### Set exercise
Each line containing the word "কগমন" must be reported.

### Rows from a dataset
▼

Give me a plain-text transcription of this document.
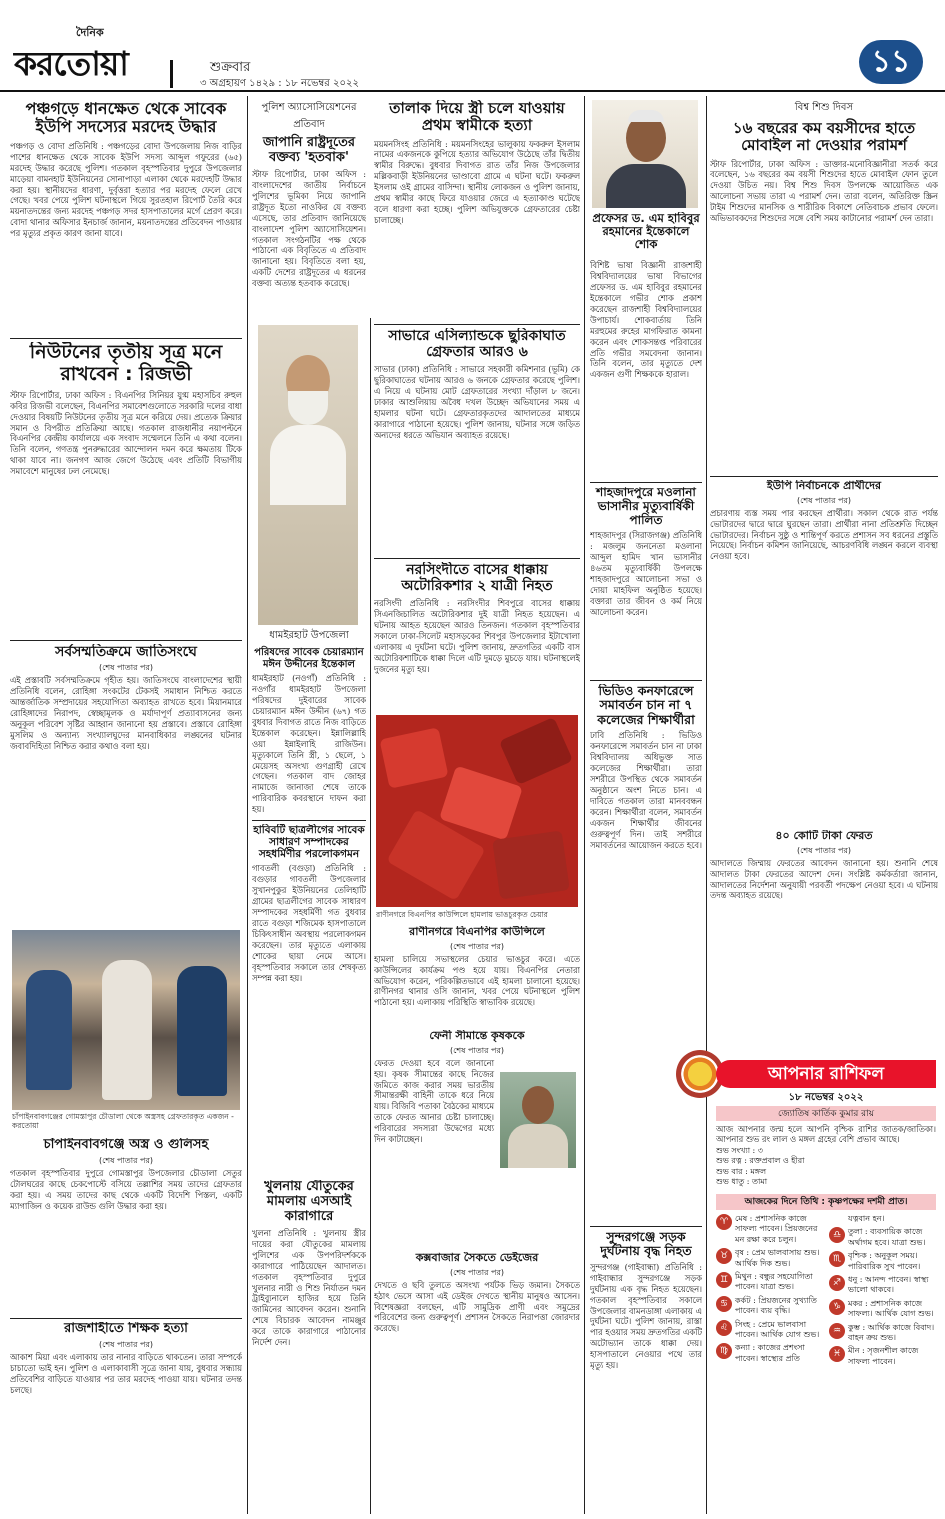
দৈনিক
করতোয়া	শুক্রবার
৩ অগ্রহায়ণ ১৪২৯ : ১৮ নভেম্বর ২০২২
১১
পঞ্চগড়ে ধানক্ষেত থেকে সাবেক ইউপি সদস্যের মরদেহ উদ্ধার
পঞ্চগড় ও বোদা প্রতিনিধি : পঞ্চগড়ের বোদা উপজেলায় নিজ বাড়ির পাশের ধানক্ষেত থেকে সাবেক ইউপি সদস্য আব্দুল গফুরের (৬৫) মরদেহ উদ্ধার করেছে পুলিশ। গতকাল বৃহস্পতিবার দুপুরে উপজেলার মাড়েয়া বামনহাট ইউনিয়নের সোনাপাড়া এলাকা থেকে মরদেহটি উদ্ধার করা হয়। স্থানীয়দের ধারণা, দুর্বৃত্তরা হত্যার পর মরদেহ ফেলে রেখে গেছে। খবর পেয়ে পুলিশ ঘটনাস্থলে গিয়ে সুরতহাল রিপোর্ট তৈরি করে ময়নাতদন্তের জন্য মরদেহ পঞ্চগড় সদর হাসপাতালের মর্গে প্রেরণ করে। বোদা থানার অফিসার ইনচার্জ জানান, ময়নাতদন্তের প্রতিবেদন পাওয়ার পর মৃত্যুর প্রকৃত কারণ জানা যাবে।
নিউটনের তৃতীয় সূত্র মনে রাখবেন : রিজভী
স্টাফ রিপোর্টার, ঢাকা অফিস : বিএনপির সিনিয়র যুগ্ম মহাসচিব রুহুল কবির রিজভী বলেছেন, বিএনপির সমাবেশগুলোতে সরকারি দলের বাধা দেওয়ার বিষয়টি নিউটনের তৃতীয় সূত্র মনে করিয়ে দেয়। প্রত্যেক ক্রিয়ার সমান ও বিপরীত প্রতিক্রিয়া আছে। গতকাল রাজধানীর নয়াপল্টনে বিএনপির কেন্দ্রীয় কার্যালয়ে এক সংবাদ সম্মেলনে তিনি এ কথা বলেন। তিনি বলেন, গণতন্ত্র পুনরুদ্ধারের আন্দোলন দমন করে ক্ষমতায় টিকে থাকা যাবে না। জনগণ আজ জেগে উঠেছে এবং প্রতিটি বিভাগীয় সমাবেশে মানুষের ঢল নেমেছে।
সর্বসম্মতিক্রমে জাতিসংঘে
(শেষ পাতার পর)
এই প্রস্তাবটি সর্বসম্মতিক্রমে গৃহীত হয়। জাতিসংঘে বাংলাদেশের স্থায়ী প্রতিনিধি বলেন, রোহিঙ্গা সংকটের টেকসই সমাধান নিশ্চিত করতে আন্তর্জাতিক সম্প্রদায়ের সহযোগিতা অব্যাহত রাখতে হবে। মিয়ানমারে রোহিঙ্গাদের নিরাপদ, স্বেচ্ছামূলক ও মর্যাদাপূর্ণ প্রত্যাবাসনের জন্য অনুকূল পরিবেশ সৃষ্টির আহ্বান জানানো হয় প্রস্তাবে। প্রস্তাবে রোহিঙ্গা মুসলিম ও অন্যান্য সংখ্যালঘুদের মানবাধিকার লঙ্ঘনের ঘটনার জবাবদিহিতা নিশ্চিত করার কথাও বলা হয়।
চাঁপাইনবাবগঞ্জের গোমস্তাপুর চৌডালা থেকে অস্ত্রসহ গ্রেফতারকৃত একজন - করতোয়া
চাঁপাইনবাবগঞ্জে অস্ত্র ও গুলিসহ
(শেষ পাতার পর)
গতকাল বৃহস্পতিবার দুপুরে গোমস্তাপুর উপজেলার চৌডালা সেতুর টোলঘরের কাছে চেকপোস্টে বসিয়ে তল্লাশির সময় তাদের গ্রেফতার করা হয়। এ সময় তাদের কাছ থেকে একটি বিদেশি পিস্তল, একটি ম্যাগাজিন ও কয়েক রাউন্ড গুলি উদ্ধার করা হয়।
রাজশাহীতে শিক্ষক হত্যা
(শেষ পাতার পর)
আকাশ মিয়া এবং এলাকায় তার নানার বাড়িতে থাকতেন। তারা সম্পর্কে চাচাতো ভাই হন। পুলিশ ও এলাকাবাসী সূত্রে জানা যায়, বুধবার সন্ধ্যায় প্রতিবেশির বাড়িতে যাওয়ার পর তার মরদেহ পাওয়া যায়। ঘটনার তদন্ত চলছে।
পুলিশ অ্যাসোসিয়েশনের প্রতিবাদ
জাপানি রাষ্ট্রদূতের বক্তব্য 'হতবাক'
স্টাফ রিপোর্টার, ঢাকা অফিস : বাংলাদেশের জাতীয় নির্বাচনে পুলিশের ভূমিকা নিয়ে জাপানি রাষ্ট্রদূত ইতো নাওকির যে বক্তব্য এসেছে, তার প্রতিবাদ জানিয়েছে বাংলাদেশ পুলিশ অ্যাসোসিয়েশন। গতকাল সংগঠনটির পক্ষ থেকে পাঠানো এক বিবৃতিতে এ প্রতিবাদ জানানো হয়। বিবৃতিতে বলা হয়, একটি দেশের রাষ্ট্রদূতের এ ধরনের বক্তব্য অত্যন্ত হতবাক করেছে।
ধামইরহাট উপজেলা
পরিষদের সাবেক চেয়ারম্যান মঈন উদ্দীনের ইন্তেকাল
ধামইরহাট (নওগাঁ) প্রতিনিধি : নওগাঁর ধামইরহাট উপজেলা পরিষদের দুইবারের সাবেক চেয়ারম্যান মঈন উদ্দীন (৬৭) গত বুধবার দিবাগত রাতে নিজ বাড়িতে ইন্তেকাল করেছেন। ইন্নালিল্লাহি ওয়া ইন্নাইলাহি রাজিউন। মৃত্যুকালে তিনি স্ত্রী, ১ ছেলে, ১ মেয়েসহ অসংখ্য গুণগ্রাহী রেখে গেছেন। গতকাল বাদ জোহর নামাজে জানাজা শেষে তাকে পারিবারিক কবরস্থানে দাফন করা হয়।
হাবিবটি ছাত্রলীগের সাবেক সাধারণ সম্পাদকের সহধর্মিণীর পরলোকগমন
গাবতলী (বগুড়া) প্রতিনিধি : বগুড়ার গাবতলী উপজেলার সুখানপুকুর ইউনিয়নের তেলিহাটি গ্রামের ছাত্রলীগের সাবেক সাধারণ সম্পাদকের সহধর্মিণী গত বুধবার রাতে বগুড়া শজিমেক হাসপাতালে চিকিৎসাধীন অবস্থায় পরলোকগমন করেছেন। তার মৃত্যুতে এলাকায় শোকের ছায়া নেমে আসে। বৃহস্পতিবার সকালে তার শেষকৃত্য সম্পন্ন করা হয়।
খুলনায় যৌতুকের মামলায় এসআই কারাগারে
খুলনা প্রতিনিধি : খুলনায় স্ত্রীর দায়ের করা যৌতুকের মামলায় পুলিশের এক উপপরিদর্শককে কারাগারে পাঠিয়েছেন আদালত। গতকাল বৃহস্পতিবার দুপুরে খুলনার নারী ও শিশু নির্যাতন দমন ট্রাইব্যুনালে হাজির হয়ে তিনি জামিনের আবেদন করেন। শুনানি শেষে বিচারক আবেদন নামঞ্জুর করে তাকে কারাগারে পাঠানোর নির্দেশ দেন।
তালাক দিয়ে স্ত্রী চলে যাওয়ায় প্রথম স্বামীকে হত্যা
ময়মনসিংহ প্রতিনিধি : ময়মনসিংহের ভালুকায় ফকরুল ইসলাম নামের একজনকে কুপিয়ে হত্যার অভিযোগ উঠেছে তাঁর দ্বিতীয় স্বামীর বিরুদ্ধে। বুধবার দিবাগত রাত তাঁর নিজ উপজেলার মল্লিকবাড়ী ইউনিয়নের ভাণ্ডাবো গ্রামে এ ঘটনা ঘটে। ফকরুল ইসলাম ওই গ্রামের বাসিন্দা। স্থানীয় লোকজন ও পুলিশ জানায়, প্রথম স্বামীর কাছে ফিরে যাওয়ার জেরে এ হত্যাকাণ্ড ঘটেছে বলে ধারণা করা হচ্ছে। পুলিশ অভিযুক্তকে গ্রেফতারের চেষ্টা চালাচ্ছে।
সাভারে এসিল্যান্ডকে ছুরিকাঘাত গ্রেফতার আরও ৬
সাভার (ঢাকা) প্রতিনিধি : সাভারে সহকারী কমিশনার (ভূমি) কে ছুরিকাঘাতের ঘটনায় আরও ৬ জনকে গ্রেফতার করেছে পুলিশ। এ নিয়ে এ ঘটনায় মোট গ্রেফতারের সংখ্যা দাঁড়াল ৮ জনে। ঢাকার আশুলিয়ায় অবৈধ দখল উচ্ছেদ অভিযানের সময় এ হামলার ঘটনা ঘটে। গ্রেফতারকৃতদের আদালতের মাধ্যমে কারাগারে পাঠানো হয়েছে। পুলিশ জানায়, ঘটনার সঙ্গে জড়িত অন্যদের ধরতে অভিযান অব্যাহত রয়েছে।
নরসিংদীতে বাসের ধাক্কায় অটোরিকশার ২ যাত্রী নিহত
নরসিংদী প্রতিনিধি : নরসিংদীর শিবপুরে বাসের ধাক্কায় সিএনজিচালিত অটোরিকশার দুই যাত্রী নিহত হয়েছেন। এ ঘটনায় আহত হয়েছেন আরও তিনজন। গতকাল বৃহস্পতিবার সকালে ঢাকা-সিলেট মহাসড়কের শিবপুর উপজেলার ইটাখোলা এলাকায় এ দুর্ঘটনা ঘটে। পুলিশ জানায়, দ্রুতগতির একটি বাস অটোরিকশাটিকে ধাক্কা দিলে এটি দুমড়ে মুচড়ে যায়। ঘটনাস্থলেই দুজনের মৃত্যু হয়।
রাণীনগরে বিএনপির কাউন্সিলে হামলায় ভাঙচুরকৃত চেয়ার
রাণীনগরে বিএনপির কাউন্সিলে
(শেষ পাতার পর)
হামলা চালিয়ে সভাস্থলের চেয়ার ভাঙচুর করে। এতে কাউন্সিলের কার্যক্রম পণ্ড হয়ে যায়। বিএনপির নেতারা অভিযোগ করেন, পরিকল্পিতভাবে এই হামলা চালানো হয়েছে। রাণীনগর থানার ওসি জানান, খবর পেয়ে ঘটনাস্থলে পুলিশ পাঠানো হয়। এলাকায় পরিস্থিতি স্বাভাবিক রয়েছে।
ফেনী সীমান্তে কৃষককে
(শেষ পাতার পর)
ফেরত দেওয়া হবে বলে জানানো হয়। কৃষক সীমান্তের কাছে নিজের জমিতে কাজ করার সময় ভারতীয় সীমান্তরক্ষী বাহিনী তাকে ধরে নিয়ে যায়। বিজিবি পতাকা বৈঠকের মাধ্যমে তাকে ফেরত আনার চেষ্টা চালাচ্ছে। পরিবারের সদস্যরা উদ্বেগের মধ্যে দিন কাটাচ্ছেন।
কক্সবাজার সৈকতে ডেইজের
(শেষ পাতার পর)
দেখতে ও ছবি তুলতে অসংখ্য পর্যটক ভিড় জমান। সৈকতে হঠাৎ ভেসে আসা এই ডেইজ দেখতে স্থানীয় মানুষও আসেন। বিশেষজ্ঞরা বলছেন, এটি সামুদ্রিক প্রাণী এবং সমুদ্রের পরিবেশের জন্য গুরুত্বপূর্ণ। প্রশাসন সৈকতে নিরাপত্তা জোরদার করেছে।
প্রফেসর ড. এম হাবিবুর রহমানের ইন্তেকালে শোক
বিশিষ্ট ভাষা বিজ্ঞানী রাজশাহী বিশ্ববিদ্যালয়ের ভাষা বিভাগের প্রফেসর ড. এম হাবিবুর রহমানের ইন্তেকালে গভীর শোক প্রকাশ করেছেন রাজশাহী বিশ্ববিদ্যালয়ের উপাচার্য। শোকবার্তায় তিনি মরহুমের রুহের মাগফিরাত কামনা করেন এবং শোকসন্তপ্ত পরিবারের প্রতি গভীর সমবেদনা জানান। তিনি বলেন, তার মৃত্যুতে দেশ একজন গুণী শিক্ষককে হারাল।
শাহজাদপুরে মওলানা ভাসানীর মৃত্যুবার্ষিকী পালিত
শাহজাদপুর (সিরাজগঞ্জ) প্রতিনিধি : মজলুম জননেতা মওলানা আব্দুল হামিদ খান ভাসানীর ৪৬তম মৃত্যুবার্ষিকী উপলক্ষে শাহজাদপুরে আলোচনা সভা ও দোয়া মাহফিল অনুষ্ঠিত হয়েছে। বক্তারা তার জীবন ও কর্ম নিয়ে আলোচনা করেন।
ভিডিও কনফারেন্সে সমাবর্তন চান না ৭ কলেজের শিক্ষার্থীরা
ঢাবি প্রতিনিধি : ভিডিও কনফারেন্সে সমাবর্তন চান না ঢাকা বিশ্ববিদ্যালয় অধিভুক্ত সাত কলেজের শিক্ষার্থীরা। তারা সশরীরে উপস্থিত থেকে সমাবর্তন অনুষ্ঠানে অংশ নিতে চান। এ দাবিতে গতকাল তারা মানববন্ধন করেন। শিক্ষার্থীরা বলেন, সমাবর্তন একজন শিক্ষার্থীর জীবনের গুরুত্বপূর্ণ দিন। তাই সশরীরে সমাবর্তনের আয়োজন করতে হবে।
সুন্দরগঞ্জে সড়ক দুর্ঘটনায় বৃদ্ধ নিহত
সুন্দরগঞ্জ (গাইবান্ধা) প্রতিনিধি : গাইবান্ধার সুন্দরগঞ্জে সড়ক দুর্ঘটনায় এক বৃদ্ধ নিহত হয়েছেন। গতকাল বৃহস্পতিবার সকালে উপজেলার বামনডাঙ্গা এলাকায় এ দুর্ঘটনা ঘটে। পুলিশ জানায়, রাস্তা পার হওয়ার সময় দ্রুতগতির একটি অটোভ্যান তাকে ধাক্কা দেয়। হাসপাতালে নেওয়ার পথে তার মৃত্যু হয়।
বিশ্ব শিশু দিবস
১৬ বছরের কম বয়সীদের হাতে মোবাইল না দেওয়ার পরামর্শ
স্টাফ রিপোর্টার, ঢাকা অফিস : ডাক্তার-মনোবিজ্ঞানীরা সতর্ক করে বলেছেন, ১৬ বছরের কম বয়সী শিশুদের হাতে মোবাইল ফোন তুলে দেওয়া উচিত নয়। বিশ্ব শিশু দিবস উপলক্ষে আয়োজিত এক আলোচনা সভায় তারা এ পরামর্শ দেন। তারা বলেন, অতিরিক্ত স্ক্রিন টাইম শিশুদের মানসিক ও শারীরিক বিকাশে নেতিবাচক প্রভাব ফেলে। অভিভাবকদের শিশুদের সঙ্গে বেশি সময় কাটানোর পরামর্শ দেন তারা।
ইউপি নির্বাচনকে প্রার্থীদের
(শেষ পাতার পর)
প্রচারণায় ব্যস্ত সময় পার করছেন প্রার্থীরা। সকাল থেকে রাত পর্যন্ত ভোটারদের দ্বারে দ্বারে ঘুরছেন তারা। প্রার্থীরা নানা প্রতিশ্রুতি দিচ্ছেন ভোটারদের। নির্বাচন সুষ্ঠু ও শান্তিপূর্ণ করতে প্রশাসন সব ধরনের প্রস্তুতি নিয়েছে। নির্বাচন কমিশন জানিয়েছে, আচরণবিধি লঙ্ঘন করলে ব্যবস্থা নেওয়া হবে।
৪০ কোটি টাকা ফেরত
(শেষ পাতার পর)
আদালতে জিম্মায় ফেরতের আবেদন জানানো হয়। শুনানি শেষে আদালত টাকা ফেরতের আদেশ দেন। সংশ্লিষ্ট কর্মকর্তারা জানান, আদালতের নির্দেশনা অনুযায়ী পরবর্তী পদক্ষেপ নেওয়া হবে। এ ঘটনায় তদন্ত অব্যাহত রয়েছে।
আপনার রাশিফল
১৮ নভেম্বর ২০২২
জ্যোতিষ কার্তিক কুমার রায়
আজ আপনার জন্ম হলে আপনি বৃশ্চিক রাশির জাতক/জাতিকা। আপনার শুভ রং লাল ও মঙ্গল গ্রহের বেশি প্রভাব আছে।
শুভ সংখ্যা : ৩
শুভ রত্ন : রক্তপ্রবাল ও হীরা
শুভ বার : মঙ্গল
শুভ ধাতু : তামা
আজকের দিনে তিথি : কৃষ্ণপক্ষের দশমী প্রাত।
♈ মেষ : প্রশাসনিক কাজে সাফল্য পাবেন। প্রিয়জনের মন রক্ষা করে চলুন।
♉ বৃষ : প্রেম ভালবাসায় শুভ। আর্থিক দিক শুভ।
♊ মিথুন : বন্ধুর সহযোগিতা পাবেন। যাত্রা শুভ।
♋ কর্কট : প্রিয়জনের সুখ্যাতি পাবেন। ব্যয় বৃদ্ধি।
♌ সিংহ : প্রেমে ভালবাসা পাবেন। আর্থিক যোগ শুভ।
♍ কন্যা : কাজের প্রশংসা পাবেন। স্বাস্থ্যের প্রতি যত্নবান হন।
♎ তুলা : ব্যবসায়িক কাজে অর্থাগম হবে। যাত্রা শুভ।
♏ বৃশ্চিক : অনুকূল সময়। পারিবারিক সুখ পাবেন।
♐ ধনু : আনন্দ পাবেন। স্বাস্থ্য ভালো থাকবে।
♑ মকর : প্রশাসনিক কাজে সাফল্য। আর্থিক যোগ শুভ।
♒ কুম্ভ : আর্থিক কাজে বিবাদ। বাহন ক্রয় শুভ।
♓ মীন : সৃজনশীল কাজে সাফল্য পাবেন।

▲

### Complete response
হাবিবটি ছাত্রলীগের সাবেক সাধারণ সম্পাদকের সহধর্মিণীর পরলোকগমন
গাবতলী (বগুড়া) প্রতিনিধি : বগুড়ার গাবতলী উপজেলার সুখানপুকুর ইউনিয়নের তেলিহাটি গ্রামের ছাত্রলীগের সাবেক সাধারণ সম্পাদকের সহধর্মিণী গত বুধবার রাতে বগুড়া শজিমেক হাসপাতালে চিকিৎসাধীন অবস্থায় পরলোকগমন করেছেন। তার মৃত্যুতে এলাকায় শোকের ছায়া নেমে আসে। বৃহস্পতিবার সকালে তার শেষকৃত্য সম্পন্ন করা হয়।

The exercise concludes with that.